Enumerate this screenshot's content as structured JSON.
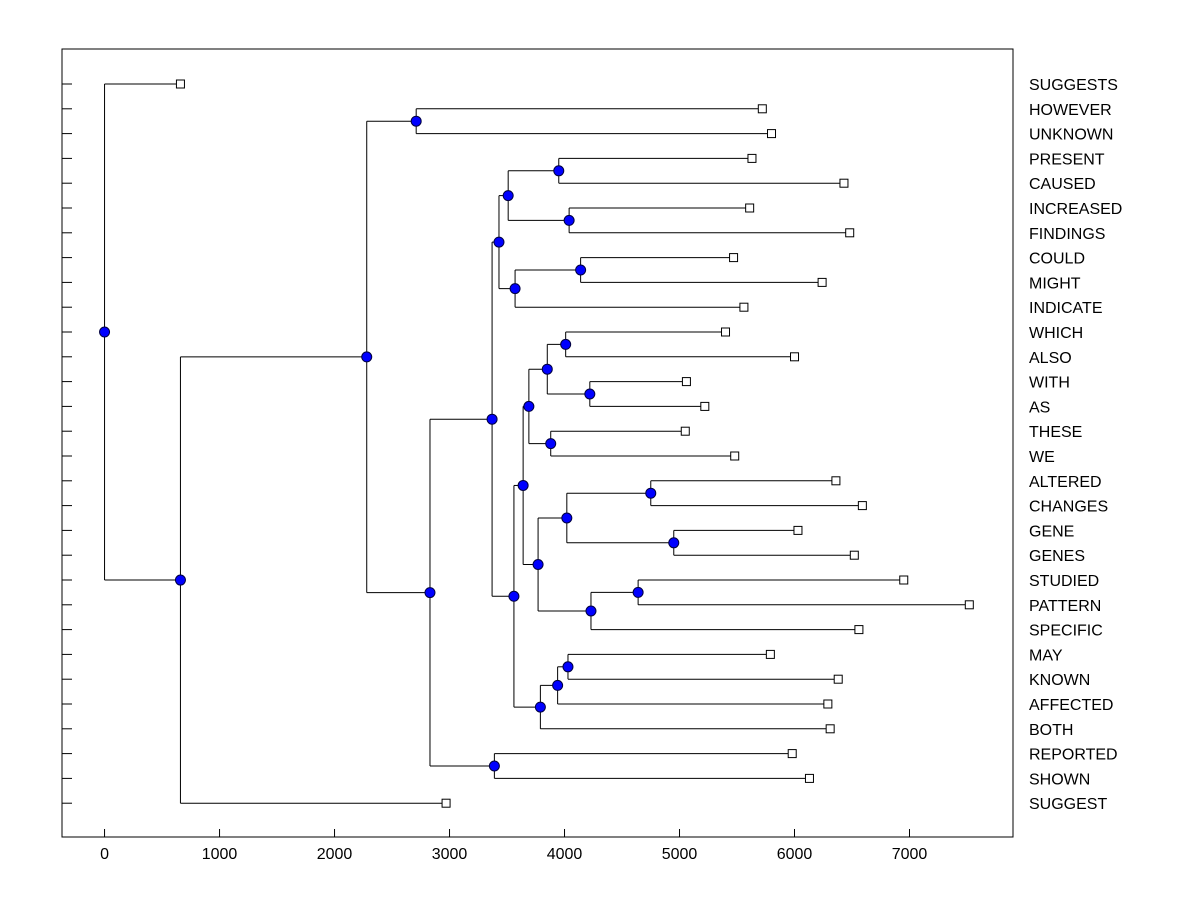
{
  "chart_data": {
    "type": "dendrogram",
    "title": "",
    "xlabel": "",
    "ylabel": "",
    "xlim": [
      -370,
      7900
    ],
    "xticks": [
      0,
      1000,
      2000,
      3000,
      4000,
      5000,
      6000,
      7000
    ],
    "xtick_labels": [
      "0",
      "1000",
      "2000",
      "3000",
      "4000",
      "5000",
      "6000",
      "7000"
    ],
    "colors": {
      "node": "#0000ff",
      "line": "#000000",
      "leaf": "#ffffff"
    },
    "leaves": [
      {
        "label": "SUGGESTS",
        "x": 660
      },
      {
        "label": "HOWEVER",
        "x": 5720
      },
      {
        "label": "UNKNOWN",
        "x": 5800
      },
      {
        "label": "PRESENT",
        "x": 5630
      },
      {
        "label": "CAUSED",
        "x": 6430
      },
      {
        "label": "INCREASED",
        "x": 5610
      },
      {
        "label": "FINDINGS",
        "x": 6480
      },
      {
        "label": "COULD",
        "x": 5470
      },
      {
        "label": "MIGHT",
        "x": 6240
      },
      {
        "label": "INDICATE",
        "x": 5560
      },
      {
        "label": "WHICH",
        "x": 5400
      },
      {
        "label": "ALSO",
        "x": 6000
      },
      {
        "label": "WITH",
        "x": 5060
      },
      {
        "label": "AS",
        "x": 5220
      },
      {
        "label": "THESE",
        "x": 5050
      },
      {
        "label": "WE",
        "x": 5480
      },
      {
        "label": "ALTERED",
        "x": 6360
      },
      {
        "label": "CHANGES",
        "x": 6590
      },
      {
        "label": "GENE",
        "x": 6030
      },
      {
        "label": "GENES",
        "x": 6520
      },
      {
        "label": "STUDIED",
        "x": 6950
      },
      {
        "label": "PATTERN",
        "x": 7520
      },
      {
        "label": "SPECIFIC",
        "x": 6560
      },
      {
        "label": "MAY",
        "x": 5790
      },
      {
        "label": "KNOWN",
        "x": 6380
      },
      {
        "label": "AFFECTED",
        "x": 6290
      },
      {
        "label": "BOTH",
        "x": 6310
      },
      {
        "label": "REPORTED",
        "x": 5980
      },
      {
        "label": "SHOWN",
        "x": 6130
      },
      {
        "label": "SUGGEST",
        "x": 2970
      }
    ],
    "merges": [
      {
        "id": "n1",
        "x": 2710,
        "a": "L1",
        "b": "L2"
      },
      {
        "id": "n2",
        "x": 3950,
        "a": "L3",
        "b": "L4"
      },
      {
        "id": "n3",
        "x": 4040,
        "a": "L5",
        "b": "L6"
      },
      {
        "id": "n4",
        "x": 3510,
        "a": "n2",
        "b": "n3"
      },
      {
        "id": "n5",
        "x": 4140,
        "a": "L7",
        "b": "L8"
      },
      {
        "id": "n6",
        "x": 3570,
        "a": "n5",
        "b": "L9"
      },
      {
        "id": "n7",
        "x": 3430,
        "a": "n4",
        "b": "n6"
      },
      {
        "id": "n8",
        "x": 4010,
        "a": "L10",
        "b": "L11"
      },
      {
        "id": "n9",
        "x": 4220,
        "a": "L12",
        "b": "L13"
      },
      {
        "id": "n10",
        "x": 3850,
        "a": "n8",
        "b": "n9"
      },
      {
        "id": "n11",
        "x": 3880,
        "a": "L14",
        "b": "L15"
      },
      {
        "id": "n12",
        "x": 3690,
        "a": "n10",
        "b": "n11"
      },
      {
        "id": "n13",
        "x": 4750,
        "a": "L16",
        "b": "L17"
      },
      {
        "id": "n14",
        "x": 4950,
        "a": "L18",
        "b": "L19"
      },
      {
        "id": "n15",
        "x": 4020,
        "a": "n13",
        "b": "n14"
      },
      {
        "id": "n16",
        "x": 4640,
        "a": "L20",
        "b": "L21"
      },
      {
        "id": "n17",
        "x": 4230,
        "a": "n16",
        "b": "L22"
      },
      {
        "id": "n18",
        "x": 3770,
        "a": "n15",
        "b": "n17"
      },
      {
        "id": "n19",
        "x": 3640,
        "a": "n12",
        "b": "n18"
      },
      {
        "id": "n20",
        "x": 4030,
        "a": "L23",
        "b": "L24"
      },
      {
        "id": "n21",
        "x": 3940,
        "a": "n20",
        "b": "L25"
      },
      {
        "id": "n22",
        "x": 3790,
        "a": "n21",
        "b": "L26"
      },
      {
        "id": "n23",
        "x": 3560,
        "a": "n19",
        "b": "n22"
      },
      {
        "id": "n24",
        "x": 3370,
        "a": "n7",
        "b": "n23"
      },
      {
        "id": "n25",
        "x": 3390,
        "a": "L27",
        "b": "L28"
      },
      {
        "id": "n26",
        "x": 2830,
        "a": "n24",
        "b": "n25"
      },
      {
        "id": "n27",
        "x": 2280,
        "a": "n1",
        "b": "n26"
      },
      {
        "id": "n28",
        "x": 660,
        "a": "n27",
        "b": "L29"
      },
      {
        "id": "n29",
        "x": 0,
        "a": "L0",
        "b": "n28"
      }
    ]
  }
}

→ **Aim of the exercise**: Please output every entry exactly as written, apart from the pictures.

→ **Exercise answer**:
Enumerate this screenshot's content as structured JSON.
{
  "chart_data": {
    "type": "dendrogram",
    "title": "",
    "xlabel": "",
    "ylabel": "",
    "xlim": [
      -370,
      7900
    ],
    "xticks": [
      0,
      1000,
      2000,
      3000,
      4000,
      5000,
      6000,
      7000
    ],
    "xtick_labels": [
      "0",
      "1000",
      "2000",
      "3000",
      "4000",
      "5000",
      "6000",
      "7000"
    ],
    "colors": {
      "node": "#0000ff",
      "line": "#000000",
      "leaf": "#ffffff"
    },
    "leaves": [
      {
        "label": "SUGGESTS",
        "x": 660
      },
      {
        "label": "HOWEVER",
        "x": 5720
      },
      {
        "label": "UNKNOWN",
        "x": 5800
      },
      {
        "label": "PRESENT",
        "x": 5630
      },
      {
        "label": "CAUSED",
        "x": 6430
      },
      {
        "label": "INCREASED",
        "x": 5610
      },
      {
        "label": "FINDINGS",
        "x": 6480
      },
      {
        "label": "COULD",
        "x": 5470
      },
      {
        "label": "MIGHT",
        "x": 6240
      },
      {
        "label": "INDICATE",
        "x": 5560
      },
      {
        "label": "WHICH",
        "x": 5400
      },
      {
        "label": "ALSO",
        "x": 6000
      },
      {
        "label": "WITH",
        "x": 5060
      },
      {
        "label": "AS",
        "x": 5220
      },
      {
        "label": "THESE",
        "x": 5050
      },
      {
        "label": "WE",
        "x": 5480
      },
      {
        "label": "ALTERED",
        "x": 6360
      },
      {
        "label": "CHANGES",
        "x": 6590
      },
      {
        "label": "GENE",
        "x": 6030
      },
      {
        "label": "GENES",
        "x": 6520
      },
      {
        "label": "STUDIED",
        "x": 6950
      },
      {
        "label": "PATTERN",
        "x": 7520
      },
      {
        "label": "SPECIFIC",
        "x": 6560
      },
      {
        "label": "MAY",
        "x": 5790
      },
      {
        "label": "KNOWN",
        "x": 6380
      },
      {
        "label": "AFFECTED",
        "x": 6290
      },
      {
        "label": "BOTH",
        "x": 6310
      },
      {
        "label": "REPORTED",
        "x": 5980
      },
      {
        "label": "SHOWN",
        "x": 6130
      },
      {
        "label": "SUGGEST",
        "x": 2970
      }
    ],
    "merges": [
      {
        "id": "n1",
        "x": 2710,
        "a": "L1",
        "b": "L2"
      },
      {
        "id": "n2",
        "x": 3950,
        "a": "L3",
        "b": "L4"
      },
      {
        "id": "n3",
        "x": 4040,
        "a": "L5",
        "b": "L6"
      },
      {
        "id": "n4",
        "x": 3510,
        "a": "n2",
        "b": "n3"
      },
      {
        "id": "n5",
        "x": 4140,
        "a": "L7",
        "b": "L8"
      },
      {
        "id": "n6",
        "x": 3570,
        "a": "n5",
        "b": "L9"
      },
      {
        "id": "n7",
        "x": 3430,
        "a": "n4",
        "b": "n6"
      },
      {
        "id": "n8",
        "x": 4010,
        "a": "L10",
        "b": "L11"
      },
      {
        "id": "n9",
        "x": 4220,
        "a": "L12",
        "b": "L13"
      },
      {
        "id": "n10",
        "x": 3850,
        "a": "n8",
        "b": "n9"
      },
      {
        "id": "n11",
        "x": 3880,
        "a": "L14",
        "b": "L15"
      },
      {
        "id": "n12",
        "x": 3690,
        "a": "n10",
        "b": "n11"
      },
      {
        "id": "n13",
        "x": 4750,
        "a": "L16",
        "b": "L17"
      },
      {
        "id": "n14",
        "x": 4950,
        "a": "L18",
        "b": "L19"
      },
      {
        "id": "n15",
        "x": 4020,
        "a": "n13",
        "b": "n14"
      },
      {
        "id": "n16",
        "x": 4640,
        "a": "L20",
        "b": "L21"
      },
      {
        "id": "n17",
        "x": 4230,
        "a": "n16",
        "b": "L22"
      },
      {
        "id": "n18",
        "x": 3770,
        "a": "n15",
        "b": "n17"
      },
      {
        "id": "n19",
        "x": 3640,
        "a": "n12",
        "b": "n18"
      },
      {
        "id": "n20",
        "x": 4030,
        "a": "L23",
        "b": "L24"
      },
      {
        "id": "n21",
        "x": 3940,
        "a": "n20",
        "b": "L25"
      },
      {
        "id": "n22",
        "x": 3790,
        "a": "n21",
        "b": "L26"
      },
      {
        "id": "n23",
        "x": 3560,
        "a": "n19",
        "b": "n22"
      },
      {
        "id": "n24",
        "x": 3370,
        "a": "n7",
        "b": "n23"
      },
      {
        "id": "n25",
        "x": 3390,
        "a": "L27",
        "b": "L28"
      },
      {
        "id": "n26",
        "x": 2830,
        "a": "n24",
        "b": "n25"
      },
      {
        "id": "n27",
        "x": 2280,
        "a": "n1",
        "b": "n26"
      },
      {
        "id": "n28",
        "x": 660,
        "a": "n27",
        "b": "L29"
      },
      {
        "id": "n29",
        "x": 0,
        "a": "L0",
        "b": "n28"
      }
    ]
  }
}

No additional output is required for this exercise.